Short problem A
In the Branwell passage, edit the stretch from "Branwell's highly pitched" through "Luddenden Foot notebook." so that "notebook" becomes "journal".
Short problem B
Continue the Branwell passage from the point where it stops.

Source extract
== == ==

He was so beguiled by this mature and wicked woman, that he went home for his holidays reluctantly, stayed there as short a time as possible, perplexing and distressing them by all his extra-ordinary conduct – at one time in the highest spirits, at another, in the deepest depression – accusing himself of blackest guilt and treachery, without specifying what they were; and altogether evincing an irritability of disposition bordering on insanity.
68

This is borne out by the swings of mood also apparent in his letters to John Brown and by Charlotte, who thankfully told Ellen after the Christmas holidays of 1844–5 that Branwell had been ‘quieter and less irritable on the whole this time than he was in summer'. The previous October, too, she had reported to Monsieur Heger that ‘my poor brother is always ill'.
69

Branwell's highly pitched emotional state did not prevent him writing poetry, however, and there is evidence to show that he was still honing his skills and experimenting with form and metre. Very little survives from
his days at Thorp Green, but this is not because his obsession with Mrs Robinson precluded all literary activity. Recent research has shown that there was a Thorp Green notebook, just as there had been a Luddenden Foot notebook.

== == ==

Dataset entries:
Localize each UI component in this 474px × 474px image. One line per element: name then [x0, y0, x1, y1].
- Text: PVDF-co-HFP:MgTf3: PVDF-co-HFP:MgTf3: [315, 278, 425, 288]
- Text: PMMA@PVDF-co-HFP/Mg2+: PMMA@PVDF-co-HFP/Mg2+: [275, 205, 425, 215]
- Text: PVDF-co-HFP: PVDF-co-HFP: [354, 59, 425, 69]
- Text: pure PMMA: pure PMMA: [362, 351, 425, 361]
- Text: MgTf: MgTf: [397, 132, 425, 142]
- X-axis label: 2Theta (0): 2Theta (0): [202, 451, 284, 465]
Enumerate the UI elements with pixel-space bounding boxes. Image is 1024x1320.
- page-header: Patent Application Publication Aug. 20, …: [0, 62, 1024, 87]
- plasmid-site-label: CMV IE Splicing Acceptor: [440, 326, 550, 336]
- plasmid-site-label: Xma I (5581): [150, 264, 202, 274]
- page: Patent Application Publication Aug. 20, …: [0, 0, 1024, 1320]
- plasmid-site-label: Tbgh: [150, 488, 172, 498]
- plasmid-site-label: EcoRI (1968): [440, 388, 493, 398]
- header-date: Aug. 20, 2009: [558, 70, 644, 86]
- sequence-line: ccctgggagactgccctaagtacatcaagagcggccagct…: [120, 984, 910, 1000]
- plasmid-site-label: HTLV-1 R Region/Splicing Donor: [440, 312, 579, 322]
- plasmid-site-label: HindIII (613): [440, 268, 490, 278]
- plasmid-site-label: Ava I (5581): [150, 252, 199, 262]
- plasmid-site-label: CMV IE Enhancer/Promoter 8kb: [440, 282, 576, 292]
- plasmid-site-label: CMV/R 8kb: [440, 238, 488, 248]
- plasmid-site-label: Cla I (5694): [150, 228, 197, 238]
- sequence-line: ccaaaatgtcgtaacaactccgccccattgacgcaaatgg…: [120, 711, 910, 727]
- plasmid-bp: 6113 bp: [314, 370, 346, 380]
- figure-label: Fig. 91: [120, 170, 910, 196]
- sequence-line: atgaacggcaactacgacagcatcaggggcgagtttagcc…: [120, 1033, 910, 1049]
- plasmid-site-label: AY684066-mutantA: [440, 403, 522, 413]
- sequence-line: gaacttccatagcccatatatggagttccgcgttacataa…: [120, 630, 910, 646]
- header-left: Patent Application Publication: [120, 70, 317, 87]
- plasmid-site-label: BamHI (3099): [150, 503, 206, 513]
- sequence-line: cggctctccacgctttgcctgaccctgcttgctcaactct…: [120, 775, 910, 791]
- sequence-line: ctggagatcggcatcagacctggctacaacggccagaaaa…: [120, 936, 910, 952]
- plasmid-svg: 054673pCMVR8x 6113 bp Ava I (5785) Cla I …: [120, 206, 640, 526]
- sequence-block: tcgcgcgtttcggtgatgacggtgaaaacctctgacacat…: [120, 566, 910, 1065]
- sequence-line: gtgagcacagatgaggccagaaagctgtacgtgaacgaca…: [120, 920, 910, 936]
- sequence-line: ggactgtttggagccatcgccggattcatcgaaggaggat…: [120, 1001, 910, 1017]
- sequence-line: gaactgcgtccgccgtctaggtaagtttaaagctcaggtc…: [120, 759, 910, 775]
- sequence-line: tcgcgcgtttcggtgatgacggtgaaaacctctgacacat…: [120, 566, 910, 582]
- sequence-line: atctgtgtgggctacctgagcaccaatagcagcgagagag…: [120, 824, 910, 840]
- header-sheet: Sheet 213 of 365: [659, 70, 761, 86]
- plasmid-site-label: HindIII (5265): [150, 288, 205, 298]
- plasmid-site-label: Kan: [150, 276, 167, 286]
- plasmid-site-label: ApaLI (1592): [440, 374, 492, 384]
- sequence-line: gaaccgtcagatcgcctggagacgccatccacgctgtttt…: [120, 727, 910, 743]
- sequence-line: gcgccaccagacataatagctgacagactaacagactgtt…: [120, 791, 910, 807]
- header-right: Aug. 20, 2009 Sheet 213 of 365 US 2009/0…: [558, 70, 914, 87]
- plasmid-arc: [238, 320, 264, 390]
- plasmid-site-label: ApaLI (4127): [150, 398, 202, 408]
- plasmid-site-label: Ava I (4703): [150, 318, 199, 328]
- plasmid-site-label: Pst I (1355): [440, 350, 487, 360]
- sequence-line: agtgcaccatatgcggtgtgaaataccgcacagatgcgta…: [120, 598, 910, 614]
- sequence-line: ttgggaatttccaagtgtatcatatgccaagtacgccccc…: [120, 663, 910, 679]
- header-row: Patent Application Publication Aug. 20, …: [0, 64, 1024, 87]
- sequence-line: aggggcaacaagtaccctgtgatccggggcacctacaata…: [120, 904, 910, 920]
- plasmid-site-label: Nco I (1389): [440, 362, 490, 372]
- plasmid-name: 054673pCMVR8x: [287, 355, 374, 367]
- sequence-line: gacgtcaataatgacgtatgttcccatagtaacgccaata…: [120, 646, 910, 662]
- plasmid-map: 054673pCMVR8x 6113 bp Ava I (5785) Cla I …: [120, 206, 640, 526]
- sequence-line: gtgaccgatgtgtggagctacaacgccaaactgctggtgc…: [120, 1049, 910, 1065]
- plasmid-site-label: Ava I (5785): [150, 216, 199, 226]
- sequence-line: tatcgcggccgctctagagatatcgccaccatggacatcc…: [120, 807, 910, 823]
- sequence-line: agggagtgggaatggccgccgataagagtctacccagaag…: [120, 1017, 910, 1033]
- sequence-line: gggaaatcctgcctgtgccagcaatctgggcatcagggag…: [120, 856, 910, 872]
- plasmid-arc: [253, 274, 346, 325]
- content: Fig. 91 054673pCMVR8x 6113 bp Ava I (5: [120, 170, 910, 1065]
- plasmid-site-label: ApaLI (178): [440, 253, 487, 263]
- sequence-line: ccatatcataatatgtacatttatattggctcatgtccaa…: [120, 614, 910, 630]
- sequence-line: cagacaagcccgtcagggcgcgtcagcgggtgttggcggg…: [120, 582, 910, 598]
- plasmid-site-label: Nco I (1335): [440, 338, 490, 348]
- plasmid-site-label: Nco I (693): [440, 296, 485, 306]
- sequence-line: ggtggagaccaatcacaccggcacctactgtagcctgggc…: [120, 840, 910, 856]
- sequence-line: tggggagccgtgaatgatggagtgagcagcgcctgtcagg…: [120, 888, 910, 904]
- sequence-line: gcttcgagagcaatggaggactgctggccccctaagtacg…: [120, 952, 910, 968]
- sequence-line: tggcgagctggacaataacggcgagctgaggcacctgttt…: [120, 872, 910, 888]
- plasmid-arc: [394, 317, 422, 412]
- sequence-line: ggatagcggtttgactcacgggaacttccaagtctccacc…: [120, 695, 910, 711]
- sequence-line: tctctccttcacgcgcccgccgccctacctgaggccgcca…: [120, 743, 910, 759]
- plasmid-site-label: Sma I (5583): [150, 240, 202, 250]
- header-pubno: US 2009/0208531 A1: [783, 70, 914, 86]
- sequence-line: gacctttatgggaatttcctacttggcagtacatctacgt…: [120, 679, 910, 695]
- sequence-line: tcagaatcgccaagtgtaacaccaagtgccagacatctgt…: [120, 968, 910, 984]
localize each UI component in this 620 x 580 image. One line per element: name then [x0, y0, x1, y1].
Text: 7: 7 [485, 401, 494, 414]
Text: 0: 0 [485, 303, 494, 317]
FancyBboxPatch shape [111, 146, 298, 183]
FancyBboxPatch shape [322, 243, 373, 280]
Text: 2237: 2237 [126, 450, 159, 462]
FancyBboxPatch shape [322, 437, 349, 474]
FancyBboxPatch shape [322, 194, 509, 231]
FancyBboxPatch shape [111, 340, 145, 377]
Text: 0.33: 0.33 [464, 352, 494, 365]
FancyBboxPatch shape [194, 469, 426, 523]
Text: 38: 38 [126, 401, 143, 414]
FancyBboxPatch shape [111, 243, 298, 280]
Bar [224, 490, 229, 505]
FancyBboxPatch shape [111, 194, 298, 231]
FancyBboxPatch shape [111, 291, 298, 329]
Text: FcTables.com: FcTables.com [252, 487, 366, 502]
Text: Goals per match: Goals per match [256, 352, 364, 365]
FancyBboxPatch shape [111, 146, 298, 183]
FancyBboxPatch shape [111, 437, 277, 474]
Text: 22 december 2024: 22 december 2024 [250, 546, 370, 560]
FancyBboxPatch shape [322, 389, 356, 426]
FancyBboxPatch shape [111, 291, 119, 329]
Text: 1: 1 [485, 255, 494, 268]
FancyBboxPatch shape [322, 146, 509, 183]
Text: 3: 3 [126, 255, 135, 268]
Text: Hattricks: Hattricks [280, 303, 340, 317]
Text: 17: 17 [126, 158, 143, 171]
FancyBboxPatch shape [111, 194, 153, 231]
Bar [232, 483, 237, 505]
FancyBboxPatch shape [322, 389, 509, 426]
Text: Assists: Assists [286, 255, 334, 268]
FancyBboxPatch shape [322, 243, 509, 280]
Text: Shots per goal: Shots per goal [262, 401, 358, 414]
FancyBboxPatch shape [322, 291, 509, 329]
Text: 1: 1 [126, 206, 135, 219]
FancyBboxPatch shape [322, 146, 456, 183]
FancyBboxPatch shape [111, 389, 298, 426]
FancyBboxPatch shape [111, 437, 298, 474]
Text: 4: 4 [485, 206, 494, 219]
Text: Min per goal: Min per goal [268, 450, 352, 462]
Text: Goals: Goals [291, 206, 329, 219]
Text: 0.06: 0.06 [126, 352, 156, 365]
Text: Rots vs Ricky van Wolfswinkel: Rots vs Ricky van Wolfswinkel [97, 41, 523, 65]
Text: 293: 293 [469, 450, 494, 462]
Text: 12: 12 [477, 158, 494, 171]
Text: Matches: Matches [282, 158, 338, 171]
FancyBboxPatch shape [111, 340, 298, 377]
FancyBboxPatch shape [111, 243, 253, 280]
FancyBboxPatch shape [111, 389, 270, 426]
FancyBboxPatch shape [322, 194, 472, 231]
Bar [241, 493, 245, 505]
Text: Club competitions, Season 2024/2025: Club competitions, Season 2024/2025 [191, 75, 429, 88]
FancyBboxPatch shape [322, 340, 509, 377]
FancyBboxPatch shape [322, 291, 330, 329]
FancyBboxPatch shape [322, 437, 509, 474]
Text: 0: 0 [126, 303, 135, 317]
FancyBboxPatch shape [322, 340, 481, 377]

== == ==

Expected answer A
Branwell's highly pitched emotional state did not prevent him writing poetry, however, and there is evidence to show that he was still honing his skills and experimenting with form and metre. Very little survives from
his days at Thorp Green, but this is not because his obsession with Mrs Robinson precluded all literary activity. Recent research has shown that there was a Thorp Green journal, just as there had been a Luddenden Foot journal.

Expected answer B
70
Only a few scattered pages are now extant but they are of the greatest importance in providing an insight into Branwell's happiness at Thorp Green. One of the poems, based on Wordsworth's ‘View from the Top of Black Comb', reveals that he continued to take great pleasure in making excursions into the surrounding countryside. From Grafton Hill, an eminence between Thorp Green and Boroughbridge, Branwell could enjoy a panoramic view across Yorkshire which, as he describes it, no doubt reminded him of the landscape of Angria. Surveying the Vale of York, with the towers of York Minster and Ripon Cathedral both clearly visible, he was brought back to his usual theme by the ruins of Fountains Abbey:

And girt by Studley's woods the walls that now

Like sunbeams shining upon winter snow

Mock with their ruin splendours long since gone

And say one fate awaits on flesh and stone
71

Despite its gloomy conclusion, the poem is remarkable for its serenity and obvious enjoyment of the scene, suggesting it was written during the summer of 1843 or 1844.

Another poem, written at about the same time, is even more autobiographical and seems to have arisen directly out of an incident with Mrs Robinson. As was perhaps natural once the Robinsons knew that Branwell had trained as a portrait painter, he seems to have given the ladies tuition in painting and drawing and, on this particular occasion, Mrs Robinson had shown him her self-portrait.

Her \effbrt/ shews a picture made

To contradict its meaning

Where \should be/ sunshine painting shade,

And smile with sadness screening;

Where God has given a cheerful view

A gloomy vista showing

Where heart and face, are fair and true

A shade of doubt bestowing

Ah Lady if to me you give

The power your sketch to adorn

How little of it shall I leave

Save smiles that shine like morn.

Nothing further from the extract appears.